Do this = From the entries below, copy every line that holds the word "Available".

Supplied records =
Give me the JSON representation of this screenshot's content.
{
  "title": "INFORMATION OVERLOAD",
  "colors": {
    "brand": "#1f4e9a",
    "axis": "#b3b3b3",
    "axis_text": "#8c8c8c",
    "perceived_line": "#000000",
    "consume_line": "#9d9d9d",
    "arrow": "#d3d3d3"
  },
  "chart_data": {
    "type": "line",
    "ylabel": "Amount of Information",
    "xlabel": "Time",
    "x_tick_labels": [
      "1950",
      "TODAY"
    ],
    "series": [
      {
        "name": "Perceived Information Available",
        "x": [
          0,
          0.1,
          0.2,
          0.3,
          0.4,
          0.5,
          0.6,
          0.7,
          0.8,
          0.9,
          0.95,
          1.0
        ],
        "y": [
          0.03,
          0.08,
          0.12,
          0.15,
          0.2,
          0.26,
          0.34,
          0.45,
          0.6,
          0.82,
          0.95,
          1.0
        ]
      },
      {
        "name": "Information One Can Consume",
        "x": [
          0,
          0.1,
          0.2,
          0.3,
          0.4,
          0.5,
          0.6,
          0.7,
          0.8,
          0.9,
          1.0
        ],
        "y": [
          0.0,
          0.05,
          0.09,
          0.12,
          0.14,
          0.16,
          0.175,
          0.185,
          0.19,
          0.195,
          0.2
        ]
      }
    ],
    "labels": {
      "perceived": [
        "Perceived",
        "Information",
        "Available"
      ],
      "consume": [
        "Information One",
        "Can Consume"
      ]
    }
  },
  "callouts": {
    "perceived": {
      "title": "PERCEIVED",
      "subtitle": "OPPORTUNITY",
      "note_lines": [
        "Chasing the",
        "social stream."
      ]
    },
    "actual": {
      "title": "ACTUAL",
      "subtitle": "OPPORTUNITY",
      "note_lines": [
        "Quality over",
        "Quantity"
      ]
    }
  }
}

---

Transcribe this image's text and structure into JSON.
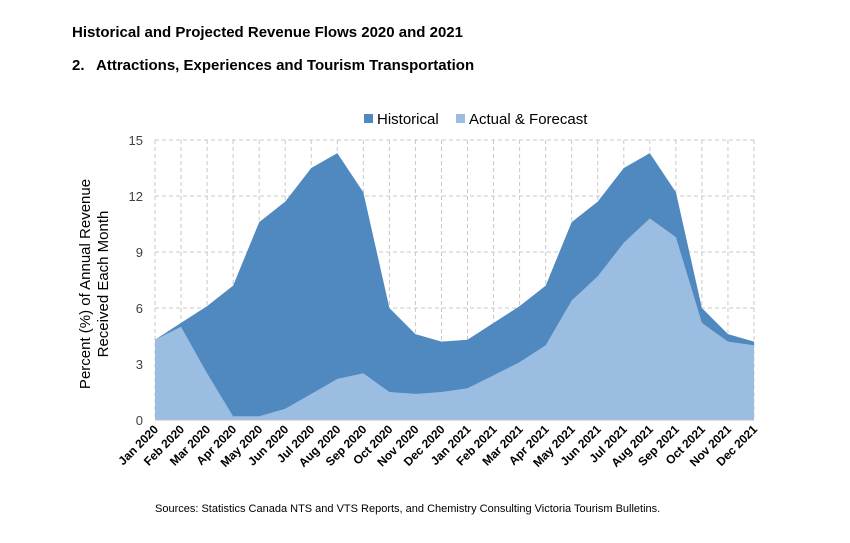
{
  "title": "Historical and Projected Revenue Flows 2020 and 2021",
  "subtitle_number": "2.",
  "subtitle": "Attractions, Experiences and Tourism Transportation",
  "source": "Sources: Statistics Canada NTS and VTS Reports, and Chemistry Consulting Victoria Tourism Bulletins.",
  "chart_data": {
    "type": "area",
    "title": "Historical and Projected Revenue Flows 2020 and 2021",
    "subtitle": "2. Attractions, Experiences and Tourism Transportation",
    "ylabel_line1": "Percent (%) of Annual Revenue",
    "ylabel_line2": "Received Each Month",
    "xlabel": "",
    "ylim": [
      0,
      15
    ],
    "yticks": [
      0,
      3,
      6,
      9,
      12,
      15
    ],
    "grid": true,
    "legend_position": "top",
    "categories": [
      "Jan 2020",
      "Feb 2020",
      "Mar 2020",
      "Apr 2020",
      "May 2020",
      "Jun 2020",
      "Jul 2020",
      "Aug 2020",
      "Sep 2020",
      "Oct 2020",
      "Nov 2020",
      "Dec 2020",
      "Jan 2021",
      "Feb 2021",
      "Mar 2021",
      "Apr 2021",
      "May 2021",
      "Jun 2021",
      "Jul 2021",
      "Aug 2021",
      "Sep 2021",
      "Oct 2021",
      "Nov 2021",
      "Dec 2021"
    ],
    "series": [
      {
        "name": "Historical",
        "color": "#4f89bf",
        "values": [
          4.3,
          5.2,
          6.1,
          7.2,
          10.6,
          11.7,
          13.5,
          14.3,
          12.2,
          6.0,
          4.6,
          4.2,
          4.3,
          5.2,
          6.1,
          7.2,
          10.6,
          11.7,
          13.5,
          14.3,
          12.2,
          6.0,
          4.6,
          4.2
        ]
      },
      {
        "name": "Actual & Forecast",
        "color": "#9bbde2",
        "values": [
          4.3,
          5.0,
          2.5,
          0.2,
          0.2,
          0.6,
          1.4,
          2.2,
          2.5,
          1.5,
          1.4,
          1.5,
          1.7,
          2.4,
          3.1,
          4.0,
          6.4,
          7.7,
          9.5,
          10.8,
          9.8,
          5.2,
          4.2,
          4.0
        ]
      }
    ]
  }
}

...

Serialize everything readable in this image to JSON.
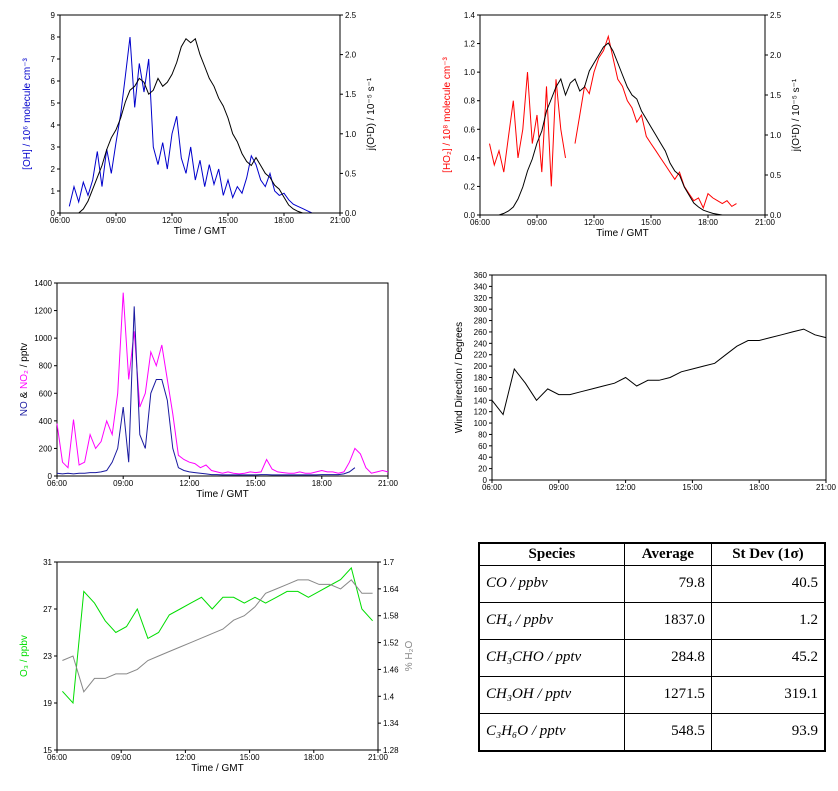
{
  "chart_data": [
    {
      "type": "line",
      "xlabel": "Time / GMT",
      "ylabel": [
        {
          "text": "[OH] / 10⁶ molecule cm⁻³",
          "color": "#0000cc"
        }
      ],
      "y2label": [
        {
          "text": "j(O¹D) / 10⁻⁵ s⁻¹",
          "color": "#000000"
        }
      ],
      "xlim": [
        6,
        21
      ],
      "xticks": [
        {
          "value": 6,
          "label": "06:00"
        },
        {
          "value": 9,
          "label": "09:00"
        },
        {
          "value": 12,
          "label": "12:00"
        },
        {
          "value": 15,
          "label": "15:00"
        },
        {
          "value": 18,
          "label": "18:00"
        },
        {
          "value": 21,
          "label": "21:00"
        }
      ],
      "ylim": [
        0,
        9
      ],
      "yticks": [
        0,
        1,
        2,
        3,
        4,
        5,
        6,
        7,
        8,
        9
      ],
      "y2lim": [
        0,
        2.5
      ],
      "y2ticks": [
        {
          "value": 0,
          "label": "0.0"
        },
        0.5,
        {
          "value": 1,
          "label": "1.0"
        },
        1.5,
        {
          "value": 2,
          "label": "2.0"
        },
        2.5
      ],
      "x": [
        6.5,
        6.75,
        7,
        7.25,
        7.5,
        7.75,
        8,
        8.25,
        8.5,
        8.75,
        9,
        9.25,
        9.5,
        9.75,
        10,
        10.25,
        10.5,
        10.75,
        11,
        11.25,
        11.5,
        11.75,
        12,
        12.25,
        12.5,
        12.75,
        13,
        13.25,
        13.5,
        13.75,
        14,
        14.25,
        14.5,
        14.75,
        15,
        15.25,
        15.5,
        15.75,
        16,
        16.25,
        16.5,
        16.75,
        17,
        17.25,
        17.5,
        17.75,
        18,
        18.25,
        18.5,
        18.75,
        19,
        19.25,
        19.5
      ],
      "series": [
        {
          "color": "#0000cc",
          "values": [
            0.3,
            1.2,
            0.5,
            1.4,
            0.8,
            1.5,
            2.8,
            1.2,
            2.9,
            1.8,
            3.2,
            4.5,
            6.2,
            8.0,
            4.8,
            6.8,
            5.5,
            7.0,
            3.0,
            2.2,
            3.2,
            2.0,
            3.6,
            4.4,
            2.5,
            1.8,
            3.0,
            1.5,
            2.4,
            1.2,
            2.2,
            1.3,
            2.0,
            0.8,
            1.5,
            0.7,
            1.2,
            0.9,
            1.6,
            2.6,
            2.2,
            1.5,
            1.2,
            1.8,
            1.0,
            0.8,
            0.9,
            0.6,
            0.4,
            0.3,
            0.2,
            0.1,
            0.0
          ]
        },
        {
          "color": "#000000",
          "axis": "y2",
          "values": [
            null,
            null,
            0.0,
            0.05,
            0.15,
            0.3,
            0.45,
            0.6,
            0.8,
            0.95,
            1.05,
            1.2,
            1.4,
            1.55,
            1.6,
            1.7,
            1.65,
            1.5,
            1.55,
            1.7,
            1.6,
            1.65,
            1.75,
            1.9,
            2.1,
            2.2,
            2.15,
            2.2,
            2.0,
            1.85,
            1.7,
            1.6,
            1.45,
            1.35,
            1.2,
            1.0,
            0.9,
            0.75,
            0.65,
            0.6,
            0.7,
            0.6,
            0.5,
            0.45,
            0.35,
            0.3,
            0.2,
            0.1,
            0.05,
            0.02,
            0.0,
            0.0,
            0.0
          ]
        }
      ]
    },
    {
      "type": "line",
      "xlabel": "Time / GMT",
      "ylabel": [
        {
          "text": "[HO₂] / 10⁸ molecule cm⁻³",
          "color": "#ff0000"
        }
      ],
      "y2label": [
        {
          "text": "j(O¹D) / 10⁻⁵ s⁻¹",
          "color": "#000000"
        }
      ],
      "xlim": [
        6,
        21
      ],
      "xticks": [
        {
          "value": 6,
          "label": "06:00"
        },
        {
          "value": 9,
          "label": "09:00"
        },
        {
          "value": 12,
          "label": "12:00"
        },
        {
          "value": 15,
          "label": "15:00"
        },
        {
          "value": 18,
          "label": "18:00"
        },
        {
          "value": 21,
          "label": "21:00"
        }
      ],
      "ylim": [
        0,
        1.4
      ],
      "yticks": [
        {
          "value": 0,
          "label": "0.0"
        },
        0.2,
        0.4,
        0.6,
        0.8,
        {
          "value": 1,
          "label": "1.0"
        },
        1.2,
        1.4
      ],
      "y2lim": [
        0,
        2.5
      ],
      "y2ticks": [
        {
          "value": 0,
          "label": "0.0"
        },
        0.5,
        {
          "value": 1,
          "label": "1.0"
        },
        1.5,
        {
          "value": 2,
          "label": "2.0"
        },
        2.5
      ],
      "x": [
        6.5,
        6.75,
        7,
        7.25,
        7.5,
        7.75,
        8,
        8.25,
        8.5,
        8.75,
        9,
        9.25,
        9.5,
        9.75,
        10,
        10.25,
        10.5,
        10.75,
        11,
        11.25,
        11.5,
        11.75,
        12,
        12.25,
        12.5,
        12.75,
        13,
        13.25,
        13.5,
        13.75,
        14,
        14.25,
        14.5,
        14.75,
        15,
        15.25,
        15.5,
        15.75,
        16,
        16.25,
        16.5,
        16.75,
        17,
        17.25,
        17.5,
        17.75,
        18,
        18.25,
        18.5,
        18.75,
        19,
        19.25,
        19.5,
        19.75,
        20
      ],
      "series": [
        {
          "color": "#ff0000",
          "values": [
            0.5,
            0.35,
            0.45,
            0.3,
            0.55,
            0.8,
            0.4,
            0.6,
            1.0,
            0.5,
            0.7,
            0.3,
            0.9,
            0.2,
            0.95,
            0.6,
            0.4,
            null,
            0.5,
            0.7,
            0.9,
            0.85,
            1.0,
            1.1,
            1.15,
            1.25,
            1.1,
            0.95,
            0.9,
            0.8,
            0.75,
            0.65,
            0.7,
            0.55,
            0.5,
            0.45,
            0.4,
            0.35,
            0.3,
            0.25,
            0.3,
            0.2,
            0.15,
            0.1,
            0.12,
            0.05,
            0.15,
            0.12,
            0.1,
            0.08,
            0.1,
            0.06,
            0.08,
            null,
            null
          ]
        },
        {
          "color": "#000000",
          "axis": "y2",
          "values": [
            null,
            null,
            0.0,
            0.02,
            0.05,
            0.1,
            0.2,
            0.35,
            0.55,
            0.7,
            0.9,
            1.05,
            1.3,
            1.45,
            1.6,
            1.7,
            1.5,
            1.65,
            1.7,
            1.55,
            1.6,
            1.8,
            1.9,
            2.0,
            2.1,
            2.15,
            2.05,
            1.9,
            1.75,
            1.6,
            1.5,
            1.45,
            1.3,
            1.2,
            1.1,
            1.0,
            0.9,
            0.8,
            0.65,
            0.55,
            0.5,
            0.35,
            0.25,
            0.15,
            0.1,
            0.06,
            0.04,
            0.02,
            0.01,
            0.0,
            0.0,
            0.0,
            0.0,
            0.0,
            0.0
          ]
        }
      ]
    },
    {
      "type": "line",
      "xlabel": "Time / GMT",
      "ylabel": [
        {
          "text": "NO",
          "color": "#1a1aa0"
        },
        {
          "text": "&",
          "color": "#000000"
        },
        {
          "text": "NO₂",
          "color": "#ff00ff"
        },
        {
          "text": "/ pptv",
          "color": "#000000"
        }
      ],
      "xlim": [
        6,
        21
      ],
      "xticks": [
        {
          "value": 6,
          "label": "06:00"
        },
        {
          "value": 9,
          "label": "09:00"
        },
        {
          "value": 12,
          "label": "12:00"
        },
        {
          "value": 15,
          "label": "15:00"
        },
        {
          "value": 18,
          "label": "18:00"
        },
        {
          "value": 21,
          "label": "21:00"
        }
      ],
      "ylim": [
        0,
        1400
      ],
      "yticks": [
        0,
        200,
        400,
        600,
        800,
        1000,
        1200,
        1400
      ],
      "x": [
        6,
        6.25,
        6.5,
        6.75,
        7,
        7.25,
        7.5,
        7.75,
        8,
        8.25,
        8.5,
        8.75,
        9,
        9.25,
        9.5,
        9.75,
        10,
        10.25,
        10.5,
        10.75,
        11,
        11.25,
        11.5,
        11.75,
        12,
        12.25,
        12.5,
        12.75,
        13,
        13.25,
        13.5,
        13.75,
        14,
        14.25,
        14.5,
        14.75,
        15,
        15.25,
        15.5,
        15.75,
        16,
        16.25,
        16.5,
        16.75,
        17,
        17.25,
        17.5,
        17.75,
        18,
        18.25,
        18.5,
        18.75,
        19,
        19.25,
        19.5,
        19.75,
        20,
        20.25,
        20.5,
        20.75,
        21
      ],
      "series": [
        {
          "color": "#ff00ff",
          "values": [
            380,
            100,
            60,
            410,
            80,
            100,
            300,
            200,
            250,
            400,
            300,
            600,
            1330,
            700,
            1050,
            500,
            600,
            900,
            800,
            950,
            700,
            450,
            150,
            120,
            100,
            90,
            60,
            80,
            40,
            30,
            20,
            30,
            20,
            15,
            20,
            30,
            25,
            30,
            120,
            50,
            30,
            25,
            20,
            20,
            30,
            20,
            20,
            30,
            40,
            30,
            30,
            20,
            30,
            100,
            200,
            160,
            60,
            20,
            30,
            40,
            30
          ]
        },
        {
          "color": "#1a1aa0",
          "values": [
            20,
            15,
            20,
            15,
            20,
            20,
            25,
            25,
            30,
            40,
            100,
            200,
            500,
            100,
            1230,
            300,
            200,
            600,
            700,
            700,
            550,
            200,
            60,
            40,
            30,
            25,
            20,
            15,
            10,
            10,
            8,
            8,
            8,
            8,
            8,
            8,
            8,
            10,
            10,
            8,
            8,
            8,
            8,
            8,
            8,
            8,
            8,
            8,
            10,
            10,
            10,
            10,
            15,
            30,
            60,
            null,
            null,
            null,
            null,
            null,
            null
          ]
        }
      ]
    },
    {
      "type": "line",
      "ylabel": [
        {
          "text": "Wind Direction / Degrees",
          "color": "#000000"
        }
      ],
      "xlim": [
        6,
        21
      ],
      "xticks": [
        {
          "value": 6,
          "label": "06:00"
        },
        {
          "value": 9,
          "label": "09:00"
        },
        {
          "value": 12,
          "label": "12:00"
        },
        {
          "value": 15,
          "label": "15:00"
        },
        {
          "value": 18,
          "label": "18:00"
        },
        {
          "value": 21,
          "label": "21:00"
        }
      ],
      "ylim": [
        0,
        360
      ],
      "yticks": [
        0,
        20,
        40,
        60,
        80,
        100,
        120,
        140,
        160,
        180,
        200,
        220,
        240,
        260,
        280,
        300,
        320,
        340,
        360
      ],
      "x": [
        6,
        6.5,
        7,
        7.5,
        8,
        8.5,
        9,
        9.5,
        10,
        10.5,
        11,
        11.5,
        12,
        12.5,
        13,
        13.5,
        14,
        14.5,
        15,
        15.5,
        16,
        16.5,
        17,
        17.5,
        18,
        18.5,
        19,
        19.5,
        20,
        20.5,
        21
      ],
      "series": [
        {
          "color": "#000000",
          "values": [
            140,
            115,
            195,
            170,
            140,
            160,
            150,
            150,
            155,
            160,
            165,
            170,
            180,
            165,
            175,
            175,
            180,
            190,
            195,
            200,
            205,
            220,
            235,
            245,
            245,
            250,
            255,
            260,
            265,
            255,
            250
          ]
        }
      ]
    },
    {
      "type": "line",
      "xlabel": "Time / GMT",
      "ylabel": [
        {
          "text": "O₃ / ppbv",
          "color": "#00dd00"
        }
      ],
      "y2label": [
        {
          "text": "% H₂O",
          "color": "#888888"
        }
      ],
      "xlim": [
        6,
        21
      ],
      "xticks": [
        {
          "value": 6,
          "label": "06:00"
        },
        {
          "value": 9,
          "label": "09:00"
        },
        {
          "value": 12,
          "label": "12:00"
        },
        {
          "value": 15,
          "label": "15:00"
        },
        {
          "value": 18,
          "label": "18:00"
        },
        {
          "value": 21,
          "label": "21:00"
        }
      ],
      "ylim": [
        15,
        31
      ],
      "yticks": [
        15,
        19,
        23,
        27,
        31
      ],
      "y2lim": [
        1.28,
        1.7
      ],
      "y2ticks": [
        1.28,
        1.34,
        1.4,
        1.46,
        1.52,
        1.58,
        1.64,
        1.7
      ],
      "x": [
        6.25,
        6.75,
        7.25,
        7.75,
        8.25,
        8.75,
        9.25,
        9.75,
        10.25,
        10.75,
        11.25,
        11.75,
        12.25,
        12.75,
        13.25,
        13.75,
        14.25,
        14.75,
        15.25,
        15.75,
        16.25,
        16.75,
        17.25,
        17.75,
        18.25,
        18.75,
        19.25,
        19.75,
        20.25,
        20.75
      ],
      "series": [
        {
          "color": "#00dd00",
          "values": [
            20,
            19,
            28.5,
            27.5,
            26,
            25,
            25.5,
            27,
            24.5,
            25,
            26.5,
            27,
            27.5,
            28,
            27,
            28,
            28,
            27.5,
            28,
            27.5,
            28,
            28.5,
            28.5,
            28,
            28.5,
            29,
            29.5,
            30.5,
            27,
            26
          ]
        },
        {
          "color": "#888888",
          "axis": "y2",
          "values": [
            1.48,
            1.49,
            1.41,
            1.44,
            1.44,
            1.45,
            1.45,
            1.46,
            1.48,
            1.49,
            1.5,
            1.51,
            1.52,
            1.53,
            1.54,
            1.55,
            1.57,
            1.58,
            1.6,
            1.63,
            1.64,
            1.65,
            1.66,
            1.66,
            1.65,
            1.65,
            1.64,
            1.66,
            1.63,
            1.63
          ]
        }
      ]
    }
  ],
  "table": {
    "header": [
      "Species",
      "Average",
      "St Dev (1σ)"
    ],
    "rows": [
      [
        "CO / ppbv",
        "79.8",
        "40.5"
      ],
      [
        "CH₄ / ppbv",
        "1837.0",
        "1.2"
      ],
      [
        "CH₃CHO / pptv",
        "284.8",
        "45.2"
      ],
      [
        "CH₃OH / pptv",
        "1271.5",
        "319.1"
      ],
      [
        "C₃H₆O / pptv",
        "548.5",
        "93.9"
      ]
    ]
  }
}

Exercise solution =
        "name": "Perceived Information Available",
        "Available"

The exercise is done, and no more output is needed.